= Instruction =
Write the data out again exactly, with no pictures.

━━━━━━━━

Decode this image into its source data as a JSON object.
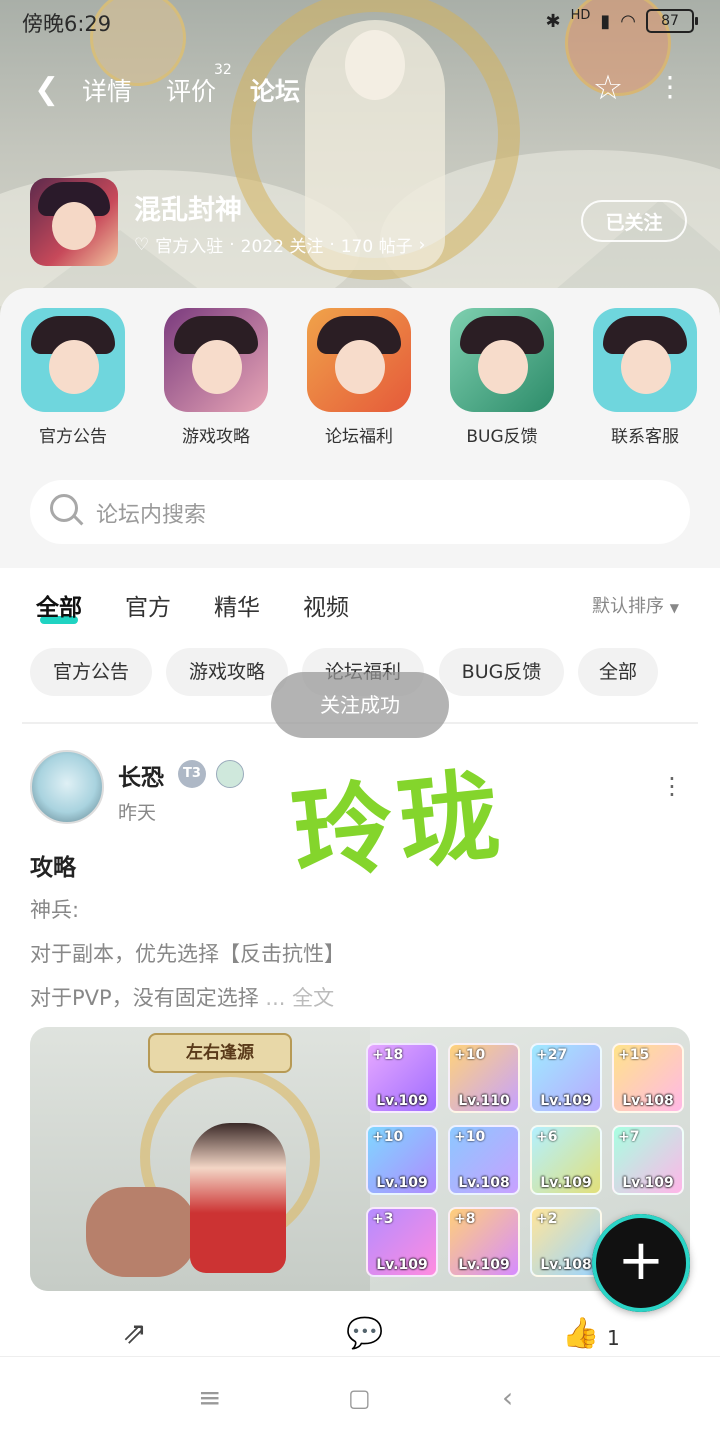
{
  "status_bar": {
    "time": "傍晚6:29",
    "network": "HD",
    "battery": "87"
  },
  "nav": {
    "tabs": [
      {
        "label": "详情"
      },
      {
        "label": "评价",
        "count": "32"
      },
      {
        "label": "论坛"
      }
    ]
  },
  "game": {
    "name": "混乱封神",
    "official": "官方入驻",
    "follows": "2022 关注",
    "posts": "170 帖子",
    "follow_button": "已关注"
  },
  "categories": [
    {
      "label": "官方公告"
    },
    {
      "label": "游戏攻略"
    },
    {
      "label": "论坛福利"
    },
    {
      "label": "BUG反馈"
    },
    {
      "label": "联系客服"
    }
  ],
  "search": {
    "placeholder": "论坛内搜索"
  },
  "filter_tabs": [
    "全部",
    "官方",
    "精华",
    "视频"
  ],
  "sort": "默认排序",
  "chips": [
    "官方公告",
    "游戏攻略",
    "论坛福利",
    "BUG反馈",
    "全部"
  ],
  "toast": "关注成功",
  "post": {
    "author": "长恐",
    "badge": "T3",
    "time": "昨天",
    "watermark": "玲珑",
    "title": "攻略",
    "lines": [
      "神兵:",
      "对于副本，优先选择【反击抗性】",
      "对于PVP，没有固定选择"
    ],
    "ellipsis": "...",
    "full_text": "全文",
    "image": {
      "banner": "左右逢源",
      "items": [
        {
          "plus": "+18",
          "lv": "Lv.109"
        },
        {
          "plus": "+10",
          "lv": "Lv.110"
        },
        {
          "plus": "+27",
          "lv": "Lv.109"
        },
        {
          "plus": "+15",
          "lv": "Lv.108"
        },
        {
          "plus": "+10",
          "lv": "Lv.109"
        },
        {
          "plus": "+10",
          "lv": "Lv.108"
        },
        {
          "plus": "+6",
          "lv": "Lv.109"
        },
        {
          "plus": "+7",
          "lv": "Lv.109"
        },
        {
          "plus": "+3",
          "lv": "Lv.109"
        },
        {
          "plus": "+8",
          "lv": "Lv.109"
        },
        {
          "plus": "+2",
          "lv": "Lv.108"
        }
      ]
    },
    "likes": "1"
  },
  "colors": {
    "accent": "#1fd3c2",
    "watermark": "#7ed321"
  }
}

━━━━━━━━

= Complete answer =
Decode this image into its source data as a JSON object.
{
  "status_bar": {
    "time": "傍晚6:29",
    "network": "HD",
    "battery": "87"
  },
  "nav": {
    "tabs": [
      {
        "label": "详情"
      },
      {
        "label": "评价",
        "count": "32"
      },
      {
        "label": "论坛"
      }
    ]
  },
  "game": {
    "name": "混乱封神",
    "official": "官方入驻",
    "follows": "2022 关注",
    "posts": "170 帖子",
    "follow_button": "已关注"
  },
  "categories": [
    {
      "label": "官方公告"
    },
    {
      "label": "游戏攻略"
    },
    {
      "label": "论坛福利"
    },
    {
      "label": "BUG反馈"
    },
    {
      "label": "联系客服"
    }
  ],
  "search": {
    "placeholder": "论坛内搜索"
  },
  "filter_tabs": [
    "全部",
    "官方",
    "精华",
    "视频"
  ],
  "sort": "默认排序",
  "chips": [
    "官方公告",
    "游戏攻略",
    "论坛福利",
    "BUG反馈",
    "全部"
  ],
  "toast": "关注成功",
  "post": {
    "author": "长恐",
    "badge": "T3",
    "time": "昨天",
    "watermark": "玲珑",
    "title": "攻略",
    "lines": [
      "神兵:",
      "对于副本，优先选择【反击抗性】",
      "对于PVP，没有固定选择"
    ],
    "ellipsis": "...",
    "full_text": "全文",
    "image": {
      "banner": "左右逢源",
      "items": [
        {
          "plus": "+18",
          "lv": "Lv.109"
        },
        {
          "plus": "+10",
          "lv": "Lv.110"
        },
        {
          "plus": "+27",
          "lv": "Lv.109"
        },
        {
          "plus": "+15",
          "lv": "Lv.108"
        },
        {
          "plus": "+10",
          "lv": "Lv.109"
        },
        {
          "plus": "+10",
          "lv": "Lv.108"
        },
        {
          "plus": "+6",
          "lv": "Lv.109"
        },
        {
          "plus": "+7",
          "lv": "Lv.109"
        },
        {
          "plus": "+3",
          "lv": "Lv.109"
        },
        {
          "plus": "+8",
          "lv": "Lv.109"
        },
        {
          "plus": "+2",
          "lv": "Lv.108"
        }
      ]
    },
    "likes": "1"
  },
  "colors": {
    "accent": "#1fd3c2",
    "watermark": "#7ed321"
  }
}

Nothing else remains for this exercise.